──────── Extract provided ────────

Each bin value in the output indicates number of occurrences of the particular
index. Here, index 1 in output has a value 2. This indicates value 1 occurs
two times in values
.
values = tf.constant([1,1,2,3,2,4,4,5])
weights = tf.constant([1,5,0,1,0,5,4,5])
tf.math.bincount(values, weights=weights) #[0 6 0 1 9 5]
Bin will be incremented by the corresponding weight instead of 1.
Here, index 1 in output has a value 6. This is the summation of weights
corresponding to the value in values
.
Bin-counting on a certain axis
This example takes a 2 dimensional input and returns a Tensor
with
bincounting on each sample.
data = np.array([[1, 2, 3, 0], [0, 0, 1, 2]], dtype=np.int32)
tf.math.bincount(data, axis=-1)

────────

» Exercise tasks
1. Can you give the bincount excerpt again, starting at "Bin-counting on a" and ending at "1, 2]], dtype=np.int32)", but change "sample" to "row"?
2. Why does index 1 hold the value 6 in the weighted bincount example?
Answer from the bincount excerpt alone.

──────── Recorded data ────────

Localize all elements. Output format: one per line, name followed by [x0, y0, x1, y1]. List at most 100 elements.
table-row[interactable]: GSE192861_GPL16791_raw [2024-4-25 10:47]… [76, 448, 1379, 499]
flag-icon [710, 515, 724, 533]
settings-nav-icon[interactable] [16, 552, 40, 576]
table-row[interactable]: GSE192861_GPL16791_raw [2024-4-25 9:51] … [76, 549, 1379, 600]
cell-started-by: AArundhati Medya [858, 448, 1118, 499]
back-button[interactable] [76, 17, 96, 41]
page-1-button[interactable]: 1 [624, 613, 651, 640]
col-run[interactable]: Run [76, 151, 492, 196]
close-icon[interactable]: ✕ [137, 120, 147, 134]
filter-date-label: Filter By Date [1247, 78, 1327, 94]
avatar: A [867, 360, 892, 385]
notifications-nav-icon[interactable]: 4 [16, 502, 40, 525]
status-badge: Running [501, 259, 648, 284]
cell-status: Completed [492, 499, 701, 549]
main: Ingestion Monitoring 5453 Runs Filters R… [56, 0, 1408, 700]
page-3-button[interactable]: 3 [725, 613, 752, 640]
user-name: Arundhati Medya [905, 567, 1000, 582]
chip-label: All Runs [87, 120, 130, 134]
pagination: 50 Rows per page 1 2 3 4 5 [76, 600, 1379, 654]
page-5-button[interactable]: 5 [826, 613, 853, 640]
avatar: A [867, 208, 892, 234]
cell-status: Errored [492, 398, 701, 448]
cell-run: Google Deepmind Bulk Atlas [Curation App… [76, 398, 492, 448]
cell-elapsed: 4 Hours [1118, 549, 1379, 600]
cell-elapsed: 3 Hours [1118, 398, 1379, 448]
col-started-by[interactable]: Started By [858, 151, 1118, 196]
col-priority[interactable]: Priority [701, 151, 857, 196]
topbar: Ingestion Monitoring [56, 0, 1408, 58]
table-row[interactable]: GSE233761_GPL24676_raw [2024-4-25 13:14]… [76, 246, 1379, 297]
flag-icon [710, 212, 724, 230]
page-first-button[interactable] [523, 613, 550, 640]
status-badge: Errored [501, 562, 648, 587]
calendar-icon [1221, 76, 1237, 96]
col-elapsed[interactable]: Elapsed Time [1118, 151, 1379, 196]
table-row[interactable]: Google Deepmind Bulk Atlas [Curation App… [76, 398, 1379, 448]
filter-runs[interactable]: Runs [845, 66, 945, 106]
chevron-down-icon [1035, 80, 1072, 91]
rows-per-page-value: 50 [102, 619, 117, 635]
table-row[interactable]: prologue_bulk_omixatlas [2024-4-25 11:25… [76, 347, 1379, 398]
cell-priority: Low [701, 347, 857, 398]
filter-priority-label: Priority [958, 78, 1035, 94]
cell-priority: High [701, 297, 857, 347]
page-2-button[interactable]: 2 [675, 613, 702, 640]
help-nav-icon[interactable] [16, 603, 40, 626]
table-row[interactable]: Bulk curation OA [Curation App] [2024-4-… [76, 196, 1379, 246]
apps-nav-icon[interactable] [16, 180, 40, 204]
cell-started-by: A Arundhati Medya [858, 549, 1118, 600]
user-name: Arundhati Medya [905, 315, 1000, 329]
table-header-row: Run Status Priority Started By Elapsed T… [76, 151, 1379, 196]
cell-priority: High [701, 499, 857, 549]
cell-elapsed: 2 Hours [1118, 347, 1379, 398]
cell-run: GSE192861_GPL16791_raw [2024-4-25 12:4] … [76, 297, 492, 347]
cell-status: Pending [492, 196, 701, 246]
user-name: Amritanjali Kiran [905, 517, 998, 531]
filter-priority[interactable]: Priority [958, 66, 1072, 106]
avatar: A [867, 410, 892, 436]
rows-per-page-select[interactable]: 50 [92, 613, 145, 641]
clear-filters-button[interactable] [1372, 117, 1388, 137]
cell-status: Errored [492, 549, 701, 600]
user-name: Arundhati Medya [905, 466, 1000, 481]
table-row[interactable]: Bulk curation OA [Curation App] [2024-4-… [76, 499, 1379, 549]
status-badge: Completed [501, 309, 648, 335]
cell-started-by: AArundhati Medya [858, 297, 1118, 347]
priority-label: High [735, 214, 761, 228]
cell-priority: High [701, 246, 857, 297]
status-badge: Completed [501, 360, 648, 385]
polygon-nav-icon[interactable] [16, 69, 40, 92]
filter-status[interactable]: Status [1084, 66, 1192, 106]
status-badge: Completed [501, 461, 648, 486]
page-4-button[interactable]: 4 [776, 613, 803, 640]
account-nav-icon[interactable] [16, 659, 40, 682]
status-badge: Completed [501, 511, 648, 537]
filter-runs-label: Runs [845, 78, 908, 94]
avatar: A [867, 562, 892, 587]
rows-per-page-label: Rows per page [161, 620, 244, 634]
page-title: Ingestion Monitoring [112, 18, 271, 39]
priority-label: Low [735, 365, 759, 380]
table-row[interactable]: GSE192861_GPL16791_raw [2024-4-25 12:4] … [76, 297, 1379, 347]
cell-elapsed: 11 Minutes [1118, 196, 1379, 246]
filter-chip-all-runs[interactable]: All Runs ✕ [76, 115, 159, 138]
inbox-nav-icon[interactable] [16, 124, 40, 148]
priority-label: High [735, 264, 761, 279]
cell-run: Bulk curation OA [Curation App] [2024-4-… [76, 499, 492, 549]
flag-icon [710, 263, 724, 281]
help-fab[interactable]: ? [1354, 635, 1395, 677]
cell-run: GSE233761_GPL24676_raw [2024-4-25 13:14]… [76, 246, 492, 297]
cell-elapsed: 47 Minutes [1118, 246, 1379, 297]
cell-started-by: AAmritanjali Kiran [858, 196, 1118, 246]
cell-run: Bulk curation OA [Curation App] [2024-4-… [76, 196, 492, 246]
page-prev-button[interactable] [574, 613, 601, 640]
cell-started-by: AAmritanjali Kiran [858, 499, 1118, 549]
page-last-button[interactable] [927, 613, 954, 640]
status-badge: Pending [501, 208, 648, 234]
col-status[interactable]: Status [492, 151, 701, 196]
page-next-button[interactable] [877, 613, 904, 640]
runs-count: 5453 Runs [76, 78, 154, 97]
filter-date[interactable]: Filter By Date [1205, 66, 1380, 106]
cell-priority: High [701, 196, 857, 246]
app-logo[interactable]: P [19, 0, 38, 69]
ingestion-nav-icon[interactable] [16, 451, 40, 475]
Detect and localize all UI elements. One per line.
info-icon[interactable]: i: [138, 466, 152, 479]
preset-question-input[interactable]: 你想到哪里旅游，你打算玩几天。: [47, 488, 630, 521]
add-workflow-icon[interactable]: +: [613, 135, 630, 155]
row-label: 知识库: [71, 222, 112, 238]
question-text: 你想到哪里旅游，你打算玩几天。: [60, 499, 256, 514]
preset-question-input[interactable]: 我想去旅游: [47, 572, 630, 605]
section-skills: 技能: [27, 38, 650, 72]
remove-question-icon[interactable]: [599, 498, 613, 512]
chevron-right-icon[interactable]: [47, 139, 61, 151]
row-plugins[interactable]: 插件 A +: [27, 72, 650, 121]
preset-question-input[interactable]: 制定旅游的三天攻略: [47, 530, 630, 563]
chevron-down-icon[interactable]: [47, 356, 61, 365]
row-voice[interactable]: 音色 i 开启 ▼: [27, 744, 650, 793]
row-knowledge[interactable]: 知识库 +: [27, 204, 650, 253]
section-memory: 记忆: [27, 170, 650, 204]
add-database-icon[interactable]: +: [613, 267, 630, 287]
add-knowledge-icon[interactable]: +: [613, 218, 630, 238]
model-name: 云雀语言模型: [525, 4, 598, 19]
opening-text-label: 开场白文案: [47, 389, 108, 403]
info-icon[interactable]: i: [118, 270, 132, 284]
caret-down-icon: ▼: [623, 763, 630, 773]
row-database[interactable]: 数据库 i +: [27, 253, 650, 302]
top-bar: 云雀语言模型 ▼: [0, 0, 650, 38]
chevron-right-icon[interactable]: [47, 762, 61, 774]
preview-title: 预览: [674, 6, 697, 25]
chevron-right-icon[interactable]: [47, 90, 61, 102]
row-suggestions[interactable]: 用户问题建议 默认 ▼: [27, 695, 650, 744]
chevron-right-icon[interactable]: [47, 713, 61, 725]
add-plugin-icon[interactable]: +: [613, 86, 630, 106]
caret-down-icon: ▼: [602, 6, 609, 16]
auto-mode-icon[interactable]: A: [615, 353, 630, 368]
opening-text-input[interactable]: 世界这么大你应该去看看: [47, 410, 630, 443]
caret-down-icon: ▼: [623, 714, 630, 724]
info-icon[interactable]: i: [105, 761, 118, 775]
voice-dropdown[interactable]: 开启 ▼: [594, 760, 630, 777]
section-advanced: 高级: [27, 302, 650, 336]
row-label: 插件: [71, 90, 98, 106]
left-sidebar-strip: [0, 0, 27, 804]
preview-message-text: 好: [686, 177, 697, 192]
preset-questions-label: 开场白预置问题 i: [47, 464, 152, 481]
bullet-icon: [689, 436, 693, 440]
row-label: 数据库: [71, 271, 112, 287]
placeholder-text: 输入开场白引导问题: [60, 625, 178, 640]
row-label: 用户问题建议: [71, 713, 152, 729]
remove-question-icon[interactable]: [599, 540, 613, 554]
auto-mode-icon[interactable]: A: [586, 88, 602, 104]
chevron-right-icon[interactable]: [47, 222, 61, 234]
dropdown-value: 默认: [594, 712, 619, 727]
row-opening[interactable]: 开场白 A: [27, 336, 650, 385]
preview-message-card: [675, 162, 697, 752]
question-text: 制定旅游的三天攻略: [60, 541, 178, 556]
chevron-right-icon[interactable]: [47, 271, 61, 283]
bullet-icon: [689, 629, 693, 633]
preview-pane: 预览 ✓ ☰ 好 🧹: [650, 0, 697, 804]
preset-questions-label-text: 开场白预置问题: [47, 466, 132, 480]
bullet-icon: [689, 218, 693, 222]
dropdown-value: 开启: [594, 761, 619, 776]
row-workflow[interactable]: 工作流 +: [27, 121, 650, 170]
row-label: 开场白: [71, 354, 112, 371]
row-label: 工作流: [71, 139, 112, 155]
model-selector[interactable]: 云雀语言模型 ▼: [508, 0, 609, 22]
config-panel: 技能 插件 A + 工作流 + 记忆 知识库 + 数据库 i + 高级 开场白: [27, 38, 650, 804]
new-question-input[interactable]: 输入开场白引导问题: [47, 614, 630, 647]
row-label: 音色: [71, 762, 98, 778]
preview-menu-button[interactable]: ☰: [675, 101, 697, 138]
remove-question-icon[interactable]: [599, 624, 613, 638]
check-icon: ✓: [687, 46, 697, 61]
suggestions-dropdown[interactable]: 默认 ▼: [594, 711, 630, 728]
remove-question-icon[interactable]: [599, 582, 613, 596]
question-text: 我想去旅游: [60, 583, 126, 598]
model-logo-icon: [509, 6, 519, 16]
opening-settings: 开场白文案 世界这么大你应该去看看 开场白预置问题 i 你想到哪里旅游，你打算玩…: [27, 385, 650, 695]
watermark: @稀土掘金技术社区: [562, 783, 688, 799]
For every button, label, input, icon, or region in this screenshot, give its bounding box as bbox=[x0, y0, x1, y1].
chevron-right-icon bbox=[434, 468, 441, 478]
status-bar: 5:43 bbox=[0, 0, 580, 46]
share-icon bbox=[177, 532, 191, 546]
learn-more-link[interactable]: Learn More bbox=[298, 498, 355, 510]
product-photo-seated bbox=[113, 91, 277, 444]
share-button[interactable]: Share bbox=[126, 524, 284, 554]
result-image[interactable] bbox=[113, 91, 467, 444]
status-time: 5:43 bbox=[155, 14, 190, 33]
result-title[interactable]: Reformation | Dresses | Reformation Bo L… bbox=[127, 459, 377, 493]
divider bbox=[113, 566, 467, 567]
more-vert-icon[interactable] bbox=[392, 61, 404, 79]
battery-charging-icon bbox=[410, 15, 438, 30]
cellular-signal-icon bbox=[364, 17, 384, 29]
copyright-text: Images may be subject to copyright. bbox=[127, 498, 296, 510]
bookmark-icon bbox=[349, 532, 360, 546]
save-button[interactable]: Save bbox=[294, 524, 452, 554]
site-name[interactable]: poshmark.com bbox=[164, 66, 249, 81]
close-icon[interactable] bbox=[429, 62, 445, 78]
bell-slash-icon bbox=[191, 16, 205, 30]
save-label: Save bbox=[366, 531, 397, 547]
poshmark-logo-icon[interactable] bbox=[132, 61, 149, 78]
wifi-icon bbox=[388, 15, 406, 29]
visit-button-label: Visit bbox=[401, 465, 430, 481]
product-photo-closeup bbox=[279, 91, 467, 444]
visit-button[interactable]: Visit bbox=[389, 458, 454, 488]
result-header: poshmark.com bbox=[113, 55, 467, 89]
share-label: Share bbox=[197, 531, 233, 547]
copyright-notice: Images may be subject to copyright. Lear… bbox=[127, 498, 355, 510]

────────

» Outputs by task
1.
Bin-counting on a certain axis
This example takes a 2 dimensional input and returns a Tensor
with
bincounting on each row.
data = np.array([[1, 2, 3, 0], [0, 0, 1, 2]], dtype=np.int32)

2. When weights are given, a bin is incremented by the corresponding weight instead of by 1. So index 1 holds the sum of the weights paired with the value 1 in values. Those weights are 1 and 5, which sum to 6.